GIVEN TASK. Restate every line of the material, word for word.

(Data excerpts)

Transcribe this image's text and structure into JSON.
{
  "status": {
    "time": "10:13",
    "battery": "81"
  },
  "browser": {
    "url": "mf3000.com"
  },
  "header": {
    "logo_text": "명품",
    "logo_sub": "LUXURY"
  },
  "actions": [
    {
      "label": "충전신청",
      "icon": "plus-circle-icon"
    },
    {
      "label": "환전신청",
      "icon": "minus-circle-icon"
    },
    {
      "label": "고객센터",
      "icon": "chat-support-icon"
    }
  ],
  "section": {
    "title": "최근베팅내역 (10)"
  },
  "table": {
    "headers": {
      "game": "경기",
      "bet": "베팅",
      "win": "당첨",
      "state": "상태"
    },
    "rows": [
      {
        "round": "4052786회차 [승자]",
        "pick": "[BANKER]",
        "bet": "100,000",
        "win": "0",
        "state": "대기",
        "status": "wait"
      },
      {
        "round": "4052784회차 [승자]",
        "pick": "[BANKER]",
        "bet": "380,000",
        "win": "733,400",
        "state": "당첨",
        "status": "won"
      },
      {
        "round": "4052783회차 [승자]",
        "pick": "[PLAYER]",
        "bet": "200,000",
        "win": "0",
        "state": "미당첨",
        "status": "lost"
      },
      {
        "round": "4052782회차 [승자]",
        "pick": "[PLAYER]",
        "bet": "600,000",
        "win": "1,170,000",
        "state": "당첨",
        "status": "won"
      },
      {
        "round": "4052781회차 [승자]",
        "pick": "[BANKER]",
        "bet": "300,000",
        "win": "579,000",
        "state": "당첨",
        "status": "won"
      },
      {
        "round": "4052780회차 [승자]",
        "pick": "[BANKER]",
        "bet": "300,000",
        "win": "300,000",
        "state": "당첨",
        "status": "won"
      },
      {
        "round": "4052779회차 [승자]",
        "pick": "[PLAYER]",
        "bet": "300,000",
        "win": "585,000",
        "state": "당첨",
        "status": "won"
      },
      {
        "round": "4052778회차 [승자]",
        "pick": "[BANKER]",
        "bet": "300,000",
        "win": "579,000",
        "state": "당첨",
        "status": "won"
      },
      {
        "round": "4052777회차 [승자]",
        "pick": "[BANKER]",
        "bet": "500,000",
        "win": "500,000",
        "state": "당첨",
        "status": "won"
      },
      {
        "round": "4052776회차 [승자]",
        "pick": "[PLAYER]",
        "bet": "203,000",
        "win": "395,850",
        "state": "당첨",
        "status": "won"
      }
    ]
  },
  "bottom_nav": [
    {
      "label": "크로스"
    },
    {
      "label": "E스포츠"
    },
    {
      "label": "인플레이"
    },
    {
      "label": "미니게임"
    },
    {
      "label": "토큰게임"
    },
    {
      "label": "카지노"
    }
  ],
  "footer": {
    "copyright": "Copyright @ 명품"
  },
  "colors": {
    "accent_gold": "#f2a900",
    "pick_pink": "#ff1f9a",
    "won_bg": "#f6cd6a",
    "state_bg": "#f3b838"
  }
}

SOLVED EXERCISE.
Transcribe this image's text and structure into JSON.
{
  "status": {
    "time": "10:13",
    "battery": "81"
  },
  "browser": {
    "url": "mf3000.com"
  },
  "header": {
    "logo_text": "명품",
    "logo_sub": "LUXURY"
  },
  "actions": [
    {
      "label": "충전신청",
      "icon": "plus-circle-icon"
    },
    {
      "label": "환전신청",
      "icon": "minus-circle-icon"
    },
    {
      "label": "고객센터",
      "icon": "chat-support-icon"
    }
  ],
  "section": {
    "title": "최근베팅내역 (10)"
  },
  "table": {
    "headers": {
      "game": "경기",
      "bet": "베팅",
      "win": "당첨",
      "state": "상태"
    },
    "rows": [
      {
        "round": "4052786회차 [승자]",
        "pick": "[BANKER]",
        "bet": "100,000",
        "win": "0",
        "state": "대기",
        "status": "wait"
      },
      {
        "round": "4052784회차 [승자]",
        "pick": "[BANKER]",
        "bet": "380,000",
        "win": "733,400",
        "state": "당첨",
        "status": "won"
      },
      {
        "round": "4052783회차 [승자]",
        "pick": "[PLAYER]",
        "bet": "200,000",
        "win": "0",
        "state": "미당첨",
        "status": "lost"
      },
      {
        "round": "4052782회차 [승자]",
        "pick": "[PLAYER]",
        "bet": "600,000",
        "win": "1,170,000",
        "state": "당첨",
        "status": "won"
      },
      {
        "round": "4052781회차 [승자]",
        "pick": "[BANKER]",
        "bet": "300,000",
        "win": "579,000",
        "state": "당첨",
        "status": "won"
      },
      {
        "round": "4052780회차 [승자]",
        "pick": "[BANKER]",
        "bet": "300,000",
        "win": "300,000",
        "state": "당첨",
        "status": "won"
      },
      {
        "round": "4052779회차 [승자]",
        "pick": "[PLAYER]",
        "bet": "300,000",
        "win": "585,000",
        "state": "당첨",
        "status": "won"
      },
      {
        "round": "4052778회차 [승자]",
        "pick": "[BANKER]",
        "bet": "300,000",
        "win": "579,000",
        "state": "당첨",
        "status": "won"
      },
      {
        "round": "4052777회차 [승자]",
        "pick": "[BANKER]",
        "bet": "500,000",
        "win": "500,000",
        "state": "당첨",
        "status": "won"
      },
      {
        "round": "4052776회차 [승자]",
        "pick": "[PLAYER]",
        "bet": "203,000",
        "win": "395,850",
        "state": "당첨",
        "status": "won"
      }
    ]
  },
  "bottom_nav": [
    {
      "label": "크로스"
    },
    {
      "label": "E스포츠"
    },
    {
      "label": "인플레이"
    },
    {
      "label": "미니게임"
    },
    {
      "label": "토큰게임"
    },
    {
      "label": "카지노"
    }
  ],
  "footer": {
    "copyright": "Copyright @ 명품"
  },
  "colors": {
    "accent_gold": "#f2a900",
    "pick_pink": "#ff1f9a",
    "won_bg": "#f6cd6a",
    "state_bg": "#f3b838"
  }
}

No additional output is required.